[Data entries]

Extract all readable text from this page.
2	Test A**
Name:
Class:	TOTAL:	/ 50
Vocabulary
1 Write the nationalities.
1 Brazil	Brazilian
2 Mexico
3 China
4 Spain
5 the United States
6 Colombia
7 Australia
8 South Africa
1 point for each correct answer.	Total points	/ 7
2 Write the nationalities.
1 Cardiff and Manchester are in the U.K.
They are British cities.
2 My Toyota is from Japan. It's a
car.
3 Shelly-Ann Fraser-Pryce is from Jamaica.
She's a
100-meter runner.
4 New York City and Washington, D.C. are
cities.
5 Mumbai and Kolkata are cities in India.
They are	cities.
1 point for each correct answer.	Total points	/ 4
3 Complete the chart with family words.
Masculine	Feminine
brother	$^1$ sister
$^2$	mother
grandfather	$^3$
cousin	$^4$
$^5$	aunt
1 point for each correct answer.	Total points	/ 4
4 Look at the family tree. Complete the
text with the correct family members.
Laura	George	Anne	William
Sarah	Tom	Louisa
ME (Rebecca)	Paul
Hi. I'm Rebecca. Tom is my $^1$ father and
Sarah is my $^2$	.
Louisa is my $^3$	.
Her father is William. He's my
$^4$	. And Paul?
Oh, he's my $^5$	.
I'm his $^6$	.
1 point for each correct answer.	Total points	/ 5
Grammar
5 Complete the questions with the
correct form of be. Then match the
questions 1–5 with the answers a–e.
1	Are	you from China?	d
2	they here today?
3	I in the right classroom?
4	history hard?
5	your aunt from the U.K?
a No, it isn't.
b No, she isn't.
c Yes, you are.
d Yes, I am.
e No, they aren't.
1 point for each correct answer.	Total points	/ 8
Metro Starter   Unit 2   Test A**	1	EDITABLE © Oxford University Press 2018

> **What to do**:
Each record should come back exactly as written.

> **Complete answer**:
Extract all readable text from this page.
2	Test A**
Name:
Class:	TOTAL:	/ 50
Vocabulary
1 Write the nationalities.
1 Brazil	Brazilian
2 Mexico
3 China
4 Spain
5 the United States
6 Colombia
7 Australia
8 South Africa
1 point for each correct answer.	Total points	/ 7
2 Write the nationalities.
1 Cardiff and Manchester are in the U.K.
They are British cities.
2 My Toyota is from Japan. It's a
car.
3 Shelly-Ann Fraser-Pryce is from Jamaica.
She's a
100-meter runner.
4 New York City and Washington, D.C. are
cities.
5 Mumbai and Kolkata are cities in India.
They are	cities.
1 point for each correct answer.	Total points	/ 4
3 Complete the chart with family words.
Masculine	Feminine
brother	$^1$ sister
$^2$	mother
grandfather	$^3$
cousin	$^4$
$^5$	aunt
1 point for each correct answer.	Total points	/ 4
4 Look at the family tree. Complete the
text with the correct family members.
Laura	George	Anne	William
Sarah	Tom	Louisa
ME (Rebecca)	Paul
Hi. I'm Rebecca. Tom is my $^1$ father and
Sarah is my $^2$	.
Louisa is my $^3$	.
Her father is William. He's my
$^4$	. And Paul?
Oh, he's my $^5$	.
I'm his $^6$	.
1 point for each correct answer.	Total points	/ 5
Grammar
5 Complete the questions with the
correct form of be. Then match the
questions 1–5 with the answers a–e.
1	Are	you from China?	d
2	they here today?
3	I in the right classroom?
4	history hard?
5	your aunt from the U.K?
a No, it isn't.
b No, she isn't.
c Yes, you are.
d Yes, I am.
e No, they aren't.
1 point for each correct answer.	Total points	/ 8
Metro Starter   Unit 2   Test A**	1	EDITABLE © Oxford University Press 2018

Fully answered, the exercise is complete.